— WHAT IS ASKED —
Copy out each line of the listing that has the word "this" in it.

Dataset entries

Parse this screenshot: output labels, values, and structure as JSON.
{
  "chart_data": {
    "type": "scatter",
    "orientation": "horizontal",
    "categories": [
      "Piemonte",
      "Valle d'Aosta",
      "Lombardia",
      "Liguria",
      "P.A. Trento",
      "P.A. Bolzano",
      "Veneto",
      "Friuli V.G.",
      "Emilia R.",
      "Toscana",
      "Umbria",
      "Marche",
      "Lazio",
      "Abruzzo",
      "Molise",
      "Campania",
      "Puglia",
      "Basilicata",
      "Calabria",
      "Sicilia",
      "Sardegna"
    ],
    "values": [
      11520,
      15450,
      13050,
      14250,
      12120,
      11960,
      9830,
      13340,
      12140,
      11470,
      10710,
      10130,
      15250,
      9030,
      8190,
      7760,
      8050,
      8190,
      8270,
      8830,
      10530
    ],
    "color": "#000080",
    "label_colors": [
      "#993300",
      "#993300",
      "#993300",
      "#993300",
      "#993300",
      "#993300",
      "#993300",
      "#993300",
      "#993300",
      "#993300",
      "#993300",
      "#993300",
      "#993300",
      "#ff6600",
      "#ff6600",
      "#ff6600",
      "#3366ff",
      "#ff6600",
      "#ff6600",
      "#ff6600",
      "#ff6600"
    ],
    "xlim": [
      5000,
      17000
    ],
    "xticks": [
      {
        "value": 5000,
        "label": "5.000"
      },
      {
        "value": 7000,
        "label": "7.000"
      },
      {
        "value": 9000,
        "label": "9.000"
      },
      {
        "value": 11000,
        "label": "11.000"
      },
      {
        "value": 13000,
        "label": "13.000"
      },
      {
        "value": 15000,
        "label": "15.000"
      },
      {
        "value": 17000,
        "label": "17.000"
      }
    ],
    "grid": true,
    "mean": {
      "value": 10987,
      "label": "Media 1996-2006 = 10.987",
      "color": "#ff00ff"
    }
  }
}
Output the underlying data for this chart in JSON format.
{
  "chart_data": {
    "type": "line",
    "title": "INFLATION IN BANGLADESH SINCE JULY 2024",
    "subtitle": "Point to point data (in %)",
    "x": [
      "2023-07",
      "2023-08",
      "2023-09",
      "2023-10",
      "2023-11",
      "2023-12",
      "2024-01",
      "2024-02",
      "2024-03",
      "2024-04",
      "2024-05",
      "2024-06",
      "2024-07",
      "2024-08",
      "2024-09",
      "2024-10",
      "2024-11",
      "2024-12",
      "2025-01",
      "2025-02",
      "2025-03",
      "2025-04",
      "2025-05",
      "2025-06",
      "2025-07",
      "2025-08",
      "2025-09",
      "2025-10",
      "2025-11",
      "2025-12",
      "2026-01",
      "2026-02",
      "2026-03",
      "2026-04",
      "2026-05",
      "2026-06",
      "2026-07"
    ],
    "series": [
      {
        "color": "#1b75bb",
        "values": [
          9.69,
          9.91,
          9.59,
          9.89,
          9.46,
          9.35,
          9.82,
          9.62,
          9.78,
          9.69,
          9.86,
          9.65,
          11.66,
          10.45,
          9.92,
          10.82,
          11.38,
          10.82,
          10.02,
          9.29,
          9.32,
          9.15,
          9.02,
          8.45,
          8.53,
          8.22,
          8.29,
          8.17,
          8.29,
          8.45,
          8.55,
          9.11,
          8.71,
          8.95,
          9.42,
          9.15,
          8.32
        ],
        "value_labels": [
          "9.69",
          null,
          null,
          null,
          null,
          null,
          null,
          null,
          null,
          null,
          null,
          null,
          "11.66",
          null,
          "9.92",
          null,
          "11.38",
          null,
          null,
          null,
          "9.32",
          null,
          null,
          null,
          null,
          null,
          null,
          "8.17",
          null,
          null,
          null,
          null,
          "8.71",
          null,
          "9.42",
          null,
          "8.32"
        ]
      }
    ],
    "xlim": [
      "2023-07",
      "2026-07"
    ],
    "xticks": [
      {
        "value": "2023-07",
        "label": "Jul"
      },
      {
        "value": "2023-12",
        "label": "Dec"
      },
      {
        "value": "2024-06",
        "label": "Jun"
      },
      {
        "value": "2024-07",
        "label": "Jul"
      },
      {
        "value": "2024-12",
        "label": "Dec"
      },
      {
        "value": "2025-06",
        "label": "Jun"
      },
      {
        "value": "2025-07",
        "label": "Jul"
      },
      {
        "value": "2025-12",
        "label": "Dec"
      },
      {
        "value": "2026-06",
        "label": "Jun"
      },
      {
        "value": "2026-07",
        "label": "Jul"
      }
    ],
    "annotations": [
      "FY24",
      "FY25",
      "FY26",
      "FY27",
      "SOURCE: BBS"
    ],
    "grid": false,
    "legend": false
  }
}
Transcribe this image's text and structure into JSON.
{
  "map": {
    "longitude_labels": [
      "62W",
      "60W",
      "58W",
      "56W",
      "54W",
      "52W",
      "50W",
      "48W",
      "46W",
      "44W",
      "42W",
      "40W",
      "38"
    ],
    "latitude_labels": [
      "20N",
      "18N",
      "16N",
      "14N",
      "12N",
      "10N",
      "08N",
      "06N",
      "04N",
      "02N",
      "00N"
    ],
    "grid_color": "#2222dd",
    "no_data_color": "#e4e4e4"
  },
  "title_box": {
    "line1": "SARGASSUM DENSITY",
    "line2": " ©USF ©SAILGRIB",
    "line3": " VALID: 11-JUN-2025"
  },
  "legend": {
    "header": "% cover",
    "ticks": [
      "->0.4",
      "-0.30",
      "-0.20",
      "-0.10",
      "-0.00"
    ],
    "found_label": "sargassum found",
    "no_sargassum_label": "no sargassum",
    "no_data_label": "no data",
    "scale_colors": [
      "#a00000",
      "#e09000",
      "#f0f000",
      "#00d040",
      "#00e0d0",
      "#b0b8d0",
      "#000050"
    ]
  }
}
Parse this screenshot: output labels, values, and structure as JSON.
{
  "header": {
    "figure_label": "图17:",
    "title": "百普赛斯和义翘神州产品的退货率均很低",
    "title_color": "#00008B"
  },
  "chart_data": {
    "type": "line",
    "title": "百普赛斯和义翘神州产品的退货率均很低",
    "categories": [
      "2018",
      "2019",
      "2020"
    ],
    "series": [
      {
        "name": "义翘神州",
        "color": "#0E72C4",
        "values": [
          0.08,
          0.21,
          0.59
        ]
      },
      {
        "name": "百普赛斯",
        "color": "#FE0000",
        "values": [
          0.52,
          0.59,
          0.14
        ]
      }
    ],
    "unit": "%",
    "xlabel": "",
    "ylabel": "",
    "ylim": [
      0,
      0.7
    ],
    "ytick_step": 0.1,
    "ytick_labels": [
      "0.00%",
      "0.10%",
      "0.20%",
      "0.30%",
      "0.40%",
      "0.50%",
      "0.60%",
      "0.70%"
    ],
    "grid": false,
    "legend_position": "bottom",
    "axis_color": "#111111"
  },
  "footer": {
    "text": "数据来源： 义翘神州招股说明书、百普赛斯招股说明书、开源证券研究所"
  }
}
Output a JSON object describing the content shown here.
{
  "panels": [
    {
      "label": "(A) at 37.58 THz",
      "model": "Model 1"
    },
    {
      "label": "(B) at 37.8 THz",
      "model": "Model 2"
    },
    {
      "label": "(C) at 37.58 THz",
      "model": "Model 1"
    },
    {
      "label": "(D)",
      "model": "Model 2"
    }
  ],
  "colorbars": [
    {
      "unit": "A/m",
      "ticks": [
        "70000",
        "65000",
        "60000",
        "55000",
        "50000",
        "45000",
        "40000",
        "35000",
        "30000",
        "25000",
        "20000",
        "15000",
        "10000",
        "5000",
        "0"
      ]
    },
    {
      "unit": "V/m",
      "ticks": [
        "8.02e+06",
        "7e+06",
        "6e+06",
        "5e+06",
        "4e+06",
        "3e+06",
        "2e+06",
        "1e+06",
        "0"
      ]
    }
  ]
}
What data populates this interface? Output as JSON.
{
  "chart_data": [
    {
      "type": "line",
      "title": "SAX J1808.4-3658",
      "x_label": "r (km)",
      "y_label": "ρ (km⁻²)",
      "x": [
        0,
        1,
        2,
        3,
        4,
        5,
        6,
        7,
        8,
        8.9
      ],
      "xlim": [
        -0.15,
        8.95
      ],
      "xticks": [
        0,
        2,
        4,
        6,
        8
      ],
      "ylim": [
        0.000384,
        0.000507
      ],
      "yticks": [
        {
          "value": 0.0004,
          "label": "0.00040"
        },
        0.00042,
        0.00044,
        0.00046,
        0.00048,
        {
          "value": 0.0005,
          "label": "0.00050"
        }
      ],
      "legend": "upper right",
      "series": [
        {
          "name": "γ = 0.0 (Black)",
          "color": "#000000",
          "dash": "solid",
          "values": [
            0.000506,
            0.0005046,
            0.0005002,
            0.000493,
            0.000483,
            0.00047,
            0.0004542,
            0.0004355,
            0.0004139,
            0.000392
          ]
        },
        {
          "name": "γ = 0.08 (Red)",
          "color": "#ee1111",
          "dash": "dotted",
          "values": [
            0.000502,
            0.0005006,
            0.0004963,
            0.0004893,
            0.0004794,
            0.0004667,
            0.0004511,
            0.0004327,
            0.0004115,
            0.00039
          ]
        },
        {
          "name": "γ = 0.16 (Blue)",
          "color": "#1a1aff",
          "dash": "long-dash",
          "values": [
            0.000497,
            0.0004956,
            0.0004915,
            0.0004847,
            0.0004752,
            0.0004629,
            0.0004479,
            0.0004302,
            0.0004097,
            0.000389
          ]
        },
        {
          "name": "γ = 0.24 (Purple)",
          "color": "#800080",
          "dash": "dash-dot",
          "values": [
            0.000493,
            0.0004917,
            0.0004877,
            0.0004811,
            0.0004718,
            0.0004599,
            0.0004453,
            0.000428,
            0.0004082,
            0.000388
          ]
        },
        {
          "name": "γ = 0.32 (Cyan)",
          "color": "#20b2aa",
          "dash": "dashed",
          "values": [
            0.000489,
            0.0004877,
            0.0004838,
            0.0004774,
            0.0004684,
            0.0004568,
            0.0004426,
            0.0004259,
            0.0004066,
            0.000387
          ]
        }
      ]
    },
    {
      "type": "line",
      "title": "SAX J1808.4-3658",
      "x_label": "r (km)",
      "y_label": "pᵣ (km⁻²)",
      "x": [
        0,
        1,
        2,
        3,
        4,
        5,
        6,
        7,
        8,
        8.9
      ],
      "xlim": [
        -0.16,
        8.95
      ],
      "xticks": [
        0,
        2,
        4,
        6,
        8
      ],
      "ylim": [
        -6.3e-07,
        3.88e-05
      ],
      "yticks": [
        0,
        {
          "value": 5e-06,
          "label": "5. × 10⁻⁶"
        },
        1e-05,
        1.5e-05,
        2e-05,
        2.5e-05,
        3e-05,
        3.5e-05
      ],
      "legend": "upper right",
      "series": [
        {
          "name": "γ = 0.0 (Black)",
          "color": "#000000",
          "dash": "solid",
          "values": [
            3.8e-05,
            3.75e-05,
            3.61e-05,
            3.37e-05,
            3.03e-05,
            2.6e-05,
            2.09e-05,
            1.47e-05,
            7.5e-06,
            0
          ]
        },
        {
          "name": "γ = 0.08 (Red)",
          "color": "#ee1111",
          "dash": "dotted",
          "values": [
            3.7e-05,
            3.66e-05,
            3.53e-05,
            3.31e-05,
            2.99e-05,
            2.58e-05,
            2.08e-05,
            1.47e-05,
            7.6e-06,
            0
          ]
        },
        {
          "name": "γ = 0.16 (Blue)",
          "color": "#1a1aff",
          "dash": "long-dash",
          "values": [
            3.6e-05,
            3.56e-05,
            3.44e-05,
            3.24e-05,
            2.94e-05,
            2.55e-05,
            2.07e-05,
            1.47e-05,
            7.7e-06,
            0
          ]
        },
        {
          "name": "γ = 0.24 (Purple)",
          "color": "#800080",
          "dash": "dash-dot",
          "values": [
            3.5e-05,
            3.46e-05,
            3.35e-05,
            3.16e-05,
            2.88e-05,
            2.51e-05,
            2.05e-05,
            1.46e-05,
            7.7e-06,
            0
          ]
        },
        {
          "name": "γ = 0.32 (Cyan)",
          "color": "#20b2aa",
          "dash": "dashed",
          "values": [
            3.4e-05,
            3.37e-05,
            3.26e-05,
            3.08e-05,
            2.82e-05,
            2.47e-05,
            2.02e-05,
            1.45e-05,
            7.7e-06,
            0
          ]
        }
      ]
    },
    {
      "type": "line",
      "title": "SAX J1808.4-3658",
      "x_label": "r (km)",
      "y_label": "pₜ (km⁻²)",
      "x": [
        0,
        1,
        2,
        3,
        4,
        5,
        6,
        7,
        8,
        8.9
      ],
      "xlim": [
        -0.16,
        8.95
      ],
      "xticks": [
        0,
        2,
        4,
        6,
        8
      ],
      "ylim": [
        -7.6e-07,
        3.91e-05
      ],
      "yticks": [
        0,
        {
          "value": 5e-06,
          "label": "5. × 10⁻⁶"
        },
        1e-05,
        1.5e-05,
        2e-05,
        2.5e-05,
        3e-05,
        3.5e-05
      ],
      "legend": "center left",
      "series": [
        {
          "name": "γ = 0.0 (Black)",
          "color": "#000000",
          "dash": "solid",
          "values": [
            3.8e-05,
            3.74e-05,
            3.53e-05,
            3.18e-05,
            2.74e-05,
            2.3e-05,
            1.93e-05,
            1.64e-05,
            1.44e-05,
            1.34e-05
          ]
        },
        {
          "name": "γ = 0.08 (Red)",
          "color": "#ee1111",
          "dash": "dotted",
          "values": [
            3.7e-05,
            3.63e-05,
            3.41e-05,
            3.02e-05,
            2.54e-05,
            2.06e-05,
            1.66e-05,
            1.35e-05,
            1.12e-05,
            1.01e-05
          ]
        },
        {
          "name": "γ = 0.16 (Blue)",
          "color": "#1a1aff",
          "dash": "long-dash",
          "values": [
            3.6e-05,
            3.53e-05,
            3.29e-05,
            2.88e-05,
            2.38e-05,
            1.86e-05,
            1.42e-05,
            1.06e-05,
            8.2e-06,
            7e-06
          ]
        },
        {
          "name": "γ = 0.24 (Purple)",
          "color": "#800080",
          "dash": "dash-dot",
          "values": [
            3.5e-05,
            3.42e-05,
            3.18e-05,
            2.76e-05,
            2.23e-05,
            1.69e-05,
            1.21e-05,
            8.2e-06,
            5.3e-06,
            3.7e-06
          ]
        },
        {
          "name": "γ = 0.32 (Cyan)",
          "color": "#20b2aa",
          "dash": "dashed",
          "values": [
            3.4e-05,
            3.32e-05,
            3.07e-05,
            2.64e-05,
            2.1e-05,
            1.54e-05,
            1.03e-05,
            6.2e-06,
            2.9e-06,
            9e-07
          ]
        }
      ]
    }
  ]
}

— SOLUTION —
Parse this screenshot: output labels, values, and structure as JSON.
Output the underlying data for this chart in JSON format.
Transcribe this image's text and structure into JSON.
Parse this screenshot: output labels, values, and structure as JSON.
What data populates this interface? Output as JSON.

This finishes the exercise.